**WHAT YOU WILL DO:** Transcribe each line exactly.

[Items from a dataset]
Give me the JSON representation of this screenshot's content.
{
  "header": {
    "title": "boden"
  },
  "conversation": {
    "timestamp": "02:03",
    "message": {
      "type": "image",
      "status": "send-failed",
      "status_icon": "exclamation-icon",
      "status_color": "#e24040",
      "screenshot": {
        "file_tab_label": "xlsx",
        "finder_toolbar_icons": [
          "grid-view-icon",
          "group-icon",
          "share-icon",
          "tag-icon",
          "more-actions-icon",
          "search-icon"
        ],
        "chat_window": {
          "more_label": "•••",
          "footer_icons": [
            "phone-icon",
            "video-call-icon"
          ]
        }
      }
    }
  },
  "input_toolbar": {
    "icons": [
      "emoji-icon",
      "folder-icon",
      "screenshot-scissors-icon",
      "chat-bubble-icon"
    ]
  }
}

**TASK RESPONSE:**
Give me the JSON representation of this screenshot's content.
{
  "header": {
    "title": "boden"
  },
  "conversation": {
    "timestamp": "02:03",
    "message": {
      "type": "image",
      "status": "send-failed",
      "status_icon": "exclamation-icon",
      "status_color": "#e24040",
      "screenshot": {
        "file_tab_label": "xlsx",
        "finder_toolbar_icons": [
          "grid-view-icon",
          "group-icon",
          "share-icon",
          "tag-icon",
          "more-actions-icon",
          "search-icon"
        ],
        "chat_window": {
          "more_label": "•••",
          "footer_icons": [
            "phone-icon",
            "video-call-icon"
          ]
        }
      }
    }
  },
  "input_toolbar": {
    "icons": [
      "emoji-icon",
      "folder-icon",
      "screenshot-scissors-icon",
      "chat-bubble-icon"
    ]
  }
}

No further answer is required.